◆ **What you have to do**: Pull out every line below holding the word "proche".

┏━━

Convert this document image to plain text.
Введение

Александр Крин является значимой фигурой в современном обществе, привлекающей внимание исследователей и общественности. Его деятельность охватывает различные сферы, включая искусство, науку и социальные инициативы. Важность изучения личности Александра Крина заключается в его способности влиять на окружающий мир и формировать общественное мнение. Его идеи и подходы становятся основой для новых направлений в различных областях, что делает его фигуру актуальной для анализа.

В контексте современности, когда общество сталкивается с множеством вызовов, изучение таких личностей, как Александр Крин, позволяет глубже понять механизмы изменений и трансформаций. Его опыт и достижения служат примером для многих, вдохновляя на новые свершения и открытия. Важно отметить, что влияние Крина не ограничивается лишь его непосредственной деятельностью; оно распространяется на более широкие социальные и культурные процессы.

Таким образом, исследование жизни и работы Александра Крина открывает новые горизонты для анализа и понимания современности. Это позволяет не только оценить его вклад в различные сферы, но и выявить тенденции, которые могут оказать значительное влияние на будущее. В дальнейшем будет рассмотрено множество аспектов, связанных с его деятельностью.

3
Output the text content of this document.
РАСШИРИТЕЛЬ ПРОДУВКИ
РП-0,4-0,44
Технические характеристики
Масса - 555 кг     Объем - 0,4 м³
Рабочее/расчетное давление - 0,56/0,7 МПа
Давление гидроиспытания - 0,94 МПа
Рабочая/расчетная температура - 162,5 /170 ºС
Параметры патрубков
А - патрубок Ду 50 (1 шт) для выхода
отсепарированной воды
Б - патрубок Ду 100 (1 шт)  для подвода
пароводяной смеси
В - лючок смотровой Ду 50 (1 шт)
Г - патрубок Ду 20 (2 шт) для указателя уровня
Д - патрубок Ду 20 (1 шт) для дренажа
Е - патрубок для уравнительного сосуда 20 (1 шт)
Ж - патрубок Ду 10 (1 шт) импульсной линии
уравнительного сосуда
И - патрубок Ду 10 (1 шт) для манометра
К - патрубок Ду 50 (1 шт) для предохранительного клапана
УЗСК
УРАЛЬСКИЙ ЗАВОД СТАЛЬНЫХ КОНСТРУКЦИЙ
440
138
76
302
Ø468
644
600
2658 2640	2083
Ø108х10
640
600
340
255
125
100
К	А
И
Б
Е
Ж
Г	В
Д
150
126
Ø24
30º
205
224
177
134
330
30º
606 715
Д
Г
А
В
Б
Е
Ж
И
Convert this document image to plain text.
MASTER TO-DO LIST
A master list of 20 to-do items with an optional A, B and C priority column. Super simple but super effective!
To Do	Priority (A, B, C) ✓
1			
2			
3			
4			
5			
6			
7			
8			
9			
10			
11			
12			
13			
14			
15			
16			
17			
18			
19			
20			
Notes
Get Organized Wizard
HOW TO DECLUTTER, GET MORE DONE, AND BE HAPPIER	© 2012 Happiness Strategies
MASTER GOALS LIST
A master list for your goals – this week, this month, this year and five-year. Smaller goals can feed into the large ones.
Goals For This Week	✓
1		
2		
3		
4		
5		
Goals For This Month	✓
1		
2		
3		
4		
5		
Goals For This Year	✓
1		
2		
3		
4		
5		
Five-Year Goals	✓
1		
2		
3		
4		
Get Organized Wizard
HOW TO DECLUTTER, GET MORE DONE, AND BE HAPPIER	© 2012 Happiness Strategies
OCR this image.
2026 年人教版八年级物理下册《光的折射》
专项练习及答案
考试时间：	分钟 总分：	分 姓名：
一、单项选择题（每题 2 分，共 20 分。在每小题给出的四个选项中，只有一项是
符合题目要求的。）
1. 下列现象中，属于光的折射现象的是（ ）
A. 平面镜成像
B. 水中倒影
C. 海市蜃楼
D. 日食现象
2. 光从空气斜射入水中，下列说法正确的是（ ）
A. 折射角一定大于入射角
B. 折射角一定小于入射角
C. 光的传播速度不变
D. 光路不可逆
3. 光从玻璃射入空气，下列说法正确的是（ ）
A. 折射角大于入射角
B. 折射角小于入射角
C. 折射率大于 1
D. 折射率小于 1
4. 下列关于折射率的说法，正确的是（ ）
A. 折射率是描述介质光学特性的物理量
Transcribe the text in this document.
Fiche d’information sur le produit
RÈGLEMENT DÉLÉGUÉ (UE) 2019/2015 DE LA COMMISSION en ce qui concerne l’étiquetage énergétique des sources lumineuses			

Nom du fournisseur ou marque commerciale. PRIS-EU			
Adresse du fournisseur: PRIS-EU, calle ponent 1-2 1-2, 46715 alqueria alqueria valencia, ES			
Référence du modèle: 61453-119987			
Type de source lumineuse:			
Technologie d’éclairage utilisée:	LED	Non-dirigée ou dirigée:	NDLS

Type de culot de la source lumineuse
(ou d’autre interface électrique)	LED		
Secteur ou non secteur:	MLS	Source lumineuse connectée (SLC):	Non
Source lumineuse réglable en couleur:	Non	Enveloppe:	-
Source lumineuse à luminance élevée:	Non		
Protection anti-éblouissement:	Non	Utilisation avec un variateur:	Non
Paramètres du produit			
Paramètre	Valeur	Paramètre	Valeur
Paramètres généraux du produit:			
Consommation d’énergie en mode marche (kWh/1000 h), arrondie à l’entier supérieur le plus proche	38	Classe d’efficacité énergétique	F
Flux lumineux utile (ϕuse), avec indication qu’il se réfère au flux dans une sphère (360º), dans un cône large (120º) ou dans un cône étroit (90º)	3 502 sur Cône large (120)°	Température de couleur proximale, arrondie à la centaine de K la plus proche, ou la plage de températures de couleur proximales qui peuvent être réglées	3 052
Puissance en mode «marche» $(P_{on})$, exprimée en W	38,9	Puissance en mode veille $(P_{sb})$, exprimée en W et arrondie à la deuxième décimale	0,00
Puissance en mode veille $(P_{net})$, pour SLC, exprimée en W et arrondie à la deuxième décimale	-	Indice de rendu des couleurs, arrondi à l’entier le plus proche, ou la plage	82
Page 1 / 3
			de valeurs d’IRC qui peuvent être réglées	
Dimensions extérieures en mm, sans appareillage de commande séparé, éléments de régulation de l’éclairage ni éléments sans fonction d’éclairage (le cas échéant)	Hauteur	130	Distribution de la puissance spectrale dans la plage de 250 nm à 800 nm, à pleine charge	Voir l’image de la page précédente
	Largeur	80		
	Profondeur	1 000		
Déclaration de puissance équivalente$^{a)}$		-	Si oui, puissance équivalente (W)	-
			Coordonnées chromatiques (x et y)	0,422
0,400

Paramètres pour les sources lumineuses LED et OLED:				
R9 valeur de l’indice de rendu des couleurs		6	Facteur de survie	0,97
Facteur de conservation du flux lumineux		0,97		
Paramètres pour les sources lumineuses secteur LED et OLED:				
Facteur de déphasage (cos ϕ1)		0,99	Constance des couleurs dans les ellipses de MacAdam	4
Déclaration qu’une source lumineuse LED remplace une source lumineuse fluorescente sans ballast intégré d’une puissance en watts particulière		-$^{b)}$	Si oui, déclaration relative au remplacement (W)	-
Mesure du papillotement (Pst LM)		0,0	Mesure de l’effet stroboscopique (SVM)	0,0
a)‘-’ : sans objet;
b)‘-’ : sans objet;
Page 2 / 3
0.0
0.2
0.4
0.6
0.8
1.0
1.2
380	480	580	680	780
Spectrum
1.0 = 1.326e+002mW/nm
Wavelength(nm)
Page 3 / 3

┗━━

◆ **Response to this task**:
Consommation d’énergie en mode marche (kWh/1000 h), arrondie à l’entier supérieur le plus proche	38	Classe d’efficacité énergétique	F
Flux lumineux utile (ϕuse), avec indication qu’il se réfère au flux dans une sphère (360º), dans un cône large (120º) ou dans un cône étroit (90º)	3 502 sur Cône large (120)°	Température de couleur proximale, arrondie à la centaine de K la plus proche, ou la plage de températures de couleur proximales qui peuvent être réglées	3 052
Puissance en mode veille $(P_{net})$, pour SLC, exprimée en W et arrondie à la deuxième décimale	-	Indice de rendu des couleurs, arrondi à l’entier le plus proche, ou la plage	82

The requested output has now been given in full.